Scan each line of the records for the word "Trec" and extract the ones that have it.

-- Begin --

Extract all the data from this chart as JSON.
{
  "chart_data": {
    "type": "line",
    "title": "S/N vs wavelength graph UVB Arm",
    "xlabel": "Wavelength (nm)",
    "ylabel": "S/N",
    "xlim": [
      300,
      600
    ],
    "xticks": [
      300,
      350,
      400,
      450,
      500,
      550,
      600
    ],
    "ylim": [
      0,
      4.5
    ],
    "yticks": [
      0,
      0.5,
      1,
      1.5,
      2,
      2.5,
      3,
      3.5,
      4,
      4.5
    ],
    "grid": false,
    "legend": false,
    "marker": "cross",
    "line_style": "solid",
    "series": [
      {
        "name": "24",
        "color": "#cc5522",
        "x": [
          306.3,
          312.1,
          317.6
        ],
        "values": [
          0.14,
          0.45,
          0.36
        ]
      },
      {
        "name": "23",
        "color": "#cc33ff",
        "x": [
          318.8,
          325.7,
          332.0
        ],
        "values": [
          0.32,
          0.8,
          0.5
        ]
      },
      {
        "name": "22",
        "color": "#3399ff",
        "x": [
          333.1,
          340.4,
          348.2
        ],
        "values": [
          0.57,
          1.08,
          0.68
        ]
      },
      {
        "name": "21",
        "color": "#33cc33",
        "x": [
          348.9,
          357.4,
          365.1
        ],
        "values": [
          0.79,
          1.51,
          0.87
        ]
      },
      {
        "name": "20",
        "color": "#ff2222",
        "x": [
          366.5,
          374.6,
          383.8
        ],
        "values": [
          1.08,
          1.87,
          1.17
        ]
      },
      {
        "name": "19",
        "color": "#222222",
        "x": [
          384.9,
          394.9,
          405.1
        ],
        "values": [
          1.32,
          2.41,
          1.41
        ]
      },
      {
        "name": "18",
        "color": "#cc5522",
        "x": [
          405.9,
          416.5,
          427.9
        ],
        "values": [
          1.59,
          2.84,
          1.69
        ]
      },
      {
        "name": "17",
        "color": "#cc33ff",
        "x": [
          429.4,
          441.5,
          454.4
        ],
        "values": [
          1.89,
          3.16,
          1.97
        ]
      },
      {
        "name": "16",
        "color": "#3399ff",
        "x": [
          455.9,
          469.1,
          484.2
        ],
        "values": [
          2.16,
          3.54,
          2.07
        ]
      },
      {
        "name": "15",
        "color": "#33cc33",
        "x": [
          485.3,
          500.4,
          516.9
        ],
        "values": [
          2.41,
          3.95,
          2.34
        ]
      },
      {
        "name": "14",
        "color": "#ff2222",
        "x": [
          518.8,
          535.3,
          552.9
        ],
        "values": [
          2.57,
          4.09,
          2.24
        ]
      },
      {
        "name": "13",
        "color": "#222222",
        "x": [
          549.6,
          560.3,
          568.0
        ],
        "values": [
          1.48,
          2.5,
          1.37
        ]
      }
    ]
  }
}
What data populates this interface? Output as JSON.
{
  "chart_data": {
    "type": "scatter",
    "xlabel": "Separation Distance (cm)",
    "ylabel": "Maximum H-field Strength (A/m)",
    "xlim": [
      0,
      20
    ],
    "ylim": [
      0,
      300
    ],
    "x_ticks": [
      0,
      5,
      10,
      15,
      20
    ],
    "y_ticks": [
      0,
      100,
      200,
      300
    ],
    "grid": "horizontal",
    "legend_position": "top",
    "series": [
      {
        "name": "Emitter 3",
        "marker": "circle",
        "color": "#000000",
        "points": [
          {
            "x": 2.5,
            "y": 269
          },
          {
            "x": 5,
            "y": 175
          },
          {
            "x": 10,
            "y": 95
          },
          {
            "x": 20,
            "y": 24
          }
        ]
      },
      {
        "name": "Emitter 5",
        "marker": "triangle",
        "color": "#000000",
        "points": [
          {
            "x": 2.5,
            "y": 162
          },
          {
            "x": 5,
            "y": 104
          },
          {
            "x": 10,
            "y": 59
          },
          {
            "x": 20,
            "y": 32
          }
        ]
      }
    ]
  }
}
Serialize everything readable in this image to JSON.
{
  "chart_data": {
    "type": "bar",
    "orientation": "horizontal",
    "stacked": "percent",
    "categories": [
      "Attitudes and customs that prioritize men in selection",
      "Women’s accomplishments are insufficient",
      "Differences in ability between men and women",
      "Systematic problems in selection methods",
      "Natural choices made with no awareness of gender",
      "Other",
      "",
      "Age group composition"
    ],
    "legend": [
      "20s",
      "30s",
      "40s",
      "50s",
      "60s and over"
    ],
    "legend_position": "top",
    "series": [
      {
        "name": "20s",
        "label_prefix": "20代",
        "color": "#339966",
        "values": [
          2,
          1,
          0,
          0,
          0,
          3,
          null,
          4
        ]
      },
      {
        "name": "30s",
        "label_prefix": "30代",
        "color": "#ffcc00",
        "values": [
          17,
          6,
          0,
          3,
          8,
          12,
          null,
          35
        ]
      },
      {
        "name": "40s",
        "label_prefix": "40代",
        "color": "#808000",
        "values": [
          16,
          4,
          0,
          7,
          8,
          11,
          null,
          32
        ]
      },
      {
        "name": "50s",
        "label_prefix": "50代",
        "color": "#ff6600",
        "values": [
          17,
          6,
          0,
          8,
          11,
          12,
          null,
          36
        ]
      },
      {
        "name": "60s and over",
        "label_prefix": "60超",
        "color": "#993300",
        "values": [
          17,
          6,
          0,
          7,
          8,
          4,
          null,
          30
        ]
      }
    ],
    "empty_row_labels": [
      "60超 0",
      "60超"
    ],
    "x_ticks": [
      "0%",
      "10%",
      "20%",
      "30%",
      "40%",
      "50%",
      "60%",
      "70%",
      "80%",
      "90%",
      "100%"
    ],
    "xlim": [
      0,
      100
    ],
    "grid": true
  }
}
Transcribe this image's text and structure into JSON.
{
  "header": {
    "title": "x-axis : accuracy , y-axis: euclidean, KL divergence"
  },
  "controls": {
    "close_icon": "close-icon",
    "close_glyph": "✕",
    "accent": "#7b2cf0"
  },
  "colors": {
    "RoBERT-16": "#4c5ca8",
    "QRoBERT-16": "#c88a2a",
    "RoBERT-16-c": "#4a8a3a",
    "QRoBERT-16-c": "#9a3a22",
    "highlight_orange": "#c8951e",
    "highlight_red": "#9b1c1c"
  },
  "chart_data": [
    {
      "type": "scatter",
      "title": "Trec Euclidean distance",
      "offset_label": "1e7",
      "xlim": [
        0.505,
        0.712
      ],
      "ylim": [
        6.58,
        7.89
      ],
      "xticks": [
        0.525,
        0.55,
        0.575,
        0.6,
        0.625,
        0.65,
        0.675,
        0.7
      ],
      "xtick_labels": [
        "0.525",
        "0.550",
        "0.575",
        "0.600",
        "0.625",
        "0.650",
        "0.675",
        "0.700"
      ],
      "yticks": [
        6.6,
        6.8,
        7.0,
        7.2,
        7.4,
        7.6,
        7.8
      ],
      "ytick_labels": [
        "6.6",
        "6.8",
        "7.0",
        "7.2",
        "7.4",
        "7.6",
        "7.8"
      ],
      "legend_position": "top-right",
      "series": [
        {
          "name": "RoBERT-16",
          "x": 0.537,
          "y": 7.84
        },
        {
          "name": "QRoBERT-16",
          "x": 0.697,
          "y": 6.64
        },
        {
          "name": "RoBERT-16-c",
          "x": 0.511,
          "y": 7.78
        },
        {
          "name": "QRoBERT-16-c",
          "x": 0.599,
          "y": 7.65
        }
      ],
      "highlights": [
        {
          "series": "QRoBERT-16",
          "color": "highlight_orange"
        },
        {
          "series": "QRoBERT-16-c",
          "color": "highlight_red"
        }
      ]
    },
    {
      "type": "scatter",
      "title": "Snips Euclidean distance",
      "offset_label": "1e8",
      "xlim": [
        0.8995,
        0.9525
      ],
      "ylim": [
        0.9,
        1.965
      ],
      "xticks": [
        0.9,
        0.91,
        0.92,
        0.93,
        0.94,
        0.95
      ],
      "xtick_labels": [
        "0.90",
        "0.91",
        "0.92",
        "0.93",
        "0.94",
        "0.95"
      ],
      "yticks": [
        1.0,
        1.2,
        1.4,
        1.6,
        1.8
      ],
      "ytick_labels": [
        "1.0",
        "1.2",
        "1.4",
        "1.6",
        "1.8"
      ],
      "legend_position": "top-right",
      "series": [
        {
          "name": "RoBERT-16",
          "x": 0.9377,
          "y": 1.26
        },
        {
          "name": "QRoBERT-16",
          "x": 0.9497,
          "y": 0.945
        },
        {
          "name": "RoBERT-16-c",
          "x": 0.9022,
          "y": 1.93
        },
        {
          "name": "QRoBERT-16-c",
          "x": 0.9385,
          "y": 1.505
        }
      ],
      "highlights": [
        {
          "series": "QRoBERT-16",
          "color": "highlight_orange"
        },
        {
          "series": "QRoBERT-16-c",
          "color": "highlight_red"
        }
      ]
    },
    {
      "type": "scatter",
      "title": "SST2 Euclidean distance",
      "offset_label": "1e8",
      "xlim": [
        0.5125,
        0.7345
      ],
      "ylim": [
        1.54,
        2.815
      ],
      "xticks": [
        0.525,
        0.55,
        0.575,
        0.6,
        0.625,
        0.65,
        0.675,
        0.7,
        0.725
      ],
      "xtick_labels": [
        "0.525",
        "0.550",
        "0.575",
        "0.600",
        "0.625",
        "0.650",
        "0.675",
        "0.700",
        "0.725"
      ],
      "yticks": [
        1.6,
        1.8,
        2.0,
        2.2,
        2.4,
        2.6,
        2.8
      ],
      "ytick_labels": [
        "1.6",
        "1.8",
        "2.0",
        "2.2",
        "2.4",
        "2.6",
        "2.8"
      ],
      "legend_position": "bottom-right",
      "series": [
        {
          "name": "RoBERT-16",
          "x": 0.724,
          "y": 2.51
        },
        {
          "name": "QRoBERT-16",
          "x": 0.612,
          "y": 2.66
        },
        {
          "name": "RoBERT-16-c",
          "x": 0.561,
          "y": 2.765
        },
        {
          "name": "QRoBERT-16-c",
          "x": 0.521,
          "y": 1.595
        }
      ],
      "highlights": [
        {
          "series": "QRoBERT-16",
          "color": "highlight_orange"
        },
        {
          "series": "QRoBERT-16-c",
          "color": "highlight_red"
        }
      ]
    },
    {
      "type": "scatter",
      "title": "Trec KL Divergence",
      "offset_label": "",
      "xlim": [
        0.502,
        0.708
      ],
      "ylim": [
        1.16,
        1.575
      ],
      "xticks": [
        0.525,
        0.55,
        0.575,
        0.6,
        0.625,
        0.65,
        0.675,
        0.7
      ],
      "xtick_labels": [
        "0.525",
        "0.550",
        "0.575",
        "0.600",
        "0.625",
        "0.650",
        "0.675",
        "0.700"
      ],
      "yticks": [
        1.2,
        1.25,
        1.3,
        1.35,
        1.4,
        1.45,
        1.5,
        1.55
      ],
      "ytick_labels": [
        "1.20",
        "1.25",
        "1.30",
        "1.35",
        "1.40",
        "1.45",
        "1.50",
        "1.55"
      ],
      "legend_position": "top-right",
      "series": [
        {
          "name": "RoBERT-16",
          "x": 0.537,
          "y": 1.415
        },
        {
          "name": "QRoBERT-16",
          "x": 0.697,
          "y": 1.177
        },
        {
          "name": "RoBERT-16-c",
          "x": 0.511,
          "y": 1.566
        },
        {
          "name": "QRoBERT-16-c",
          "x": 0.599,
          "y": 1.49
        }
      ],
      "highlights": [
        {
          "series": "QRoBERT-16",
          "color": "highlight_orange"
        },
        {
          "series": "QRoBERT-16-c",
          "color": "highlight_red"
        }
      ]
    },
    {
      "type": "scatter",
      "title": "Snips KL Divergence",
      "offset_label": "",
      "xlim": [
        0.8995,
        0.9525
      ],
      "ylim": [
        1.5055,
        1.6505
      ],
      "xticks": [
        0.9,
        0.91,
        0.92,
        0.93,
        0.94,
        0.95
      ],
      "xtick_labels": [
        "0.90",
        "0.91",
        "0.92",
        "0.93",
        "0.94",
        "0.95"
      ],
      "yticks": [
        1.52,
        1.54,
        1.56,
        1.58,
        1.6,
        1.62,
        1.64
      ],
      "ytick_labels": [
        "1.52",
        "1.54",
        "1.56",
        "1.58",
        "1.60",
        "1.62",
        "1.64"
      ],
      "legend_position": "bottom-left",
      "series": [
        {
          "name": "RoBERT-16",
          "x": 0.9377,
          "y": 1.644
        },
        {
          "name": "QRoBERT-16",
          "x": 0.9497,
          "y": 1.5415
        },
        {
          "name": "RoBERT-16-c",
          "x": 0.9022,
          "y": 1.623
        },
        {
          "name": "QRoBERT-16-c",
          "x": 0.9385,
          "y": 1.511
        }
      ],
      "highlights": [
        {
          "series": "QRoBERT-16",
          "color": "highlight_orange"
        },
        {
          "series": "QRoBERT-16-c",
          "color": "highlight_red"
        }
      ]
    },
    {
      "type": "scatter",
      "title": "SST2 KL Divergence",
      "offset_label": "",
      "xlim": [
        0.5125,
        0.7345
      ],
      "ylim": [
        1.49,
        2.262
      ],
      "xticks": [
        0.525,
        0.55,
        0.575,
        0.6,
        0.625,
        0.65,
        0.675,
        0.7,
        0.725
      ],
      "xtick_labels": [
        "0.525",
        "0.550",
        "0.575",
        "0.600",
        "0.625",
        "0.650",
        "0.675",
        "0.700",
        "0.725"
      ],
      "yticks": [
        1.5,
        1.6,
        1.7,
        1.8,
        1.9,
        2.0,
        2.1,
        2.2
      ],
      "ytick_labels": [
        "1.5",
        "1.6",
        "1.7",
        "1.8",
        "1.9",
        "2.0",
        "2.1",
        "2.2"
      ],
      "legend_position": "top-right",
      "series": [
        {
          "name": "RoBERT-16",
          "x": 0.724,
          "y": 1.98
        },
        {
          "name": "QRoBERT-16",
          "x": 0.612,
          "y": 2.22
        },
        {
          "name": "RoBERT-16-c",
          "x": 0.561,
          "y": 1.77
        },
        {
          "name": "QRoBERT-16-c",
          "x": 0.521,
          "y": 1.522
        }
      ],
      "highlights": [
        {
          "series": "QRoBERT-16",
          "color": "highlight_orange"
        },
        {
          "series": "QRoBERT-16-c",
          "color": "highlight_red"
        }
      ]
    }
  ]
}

-- End --

:: Complete output ::
      "title": "Trec Euclidean distance",
      "title": "Trec KL Divergence",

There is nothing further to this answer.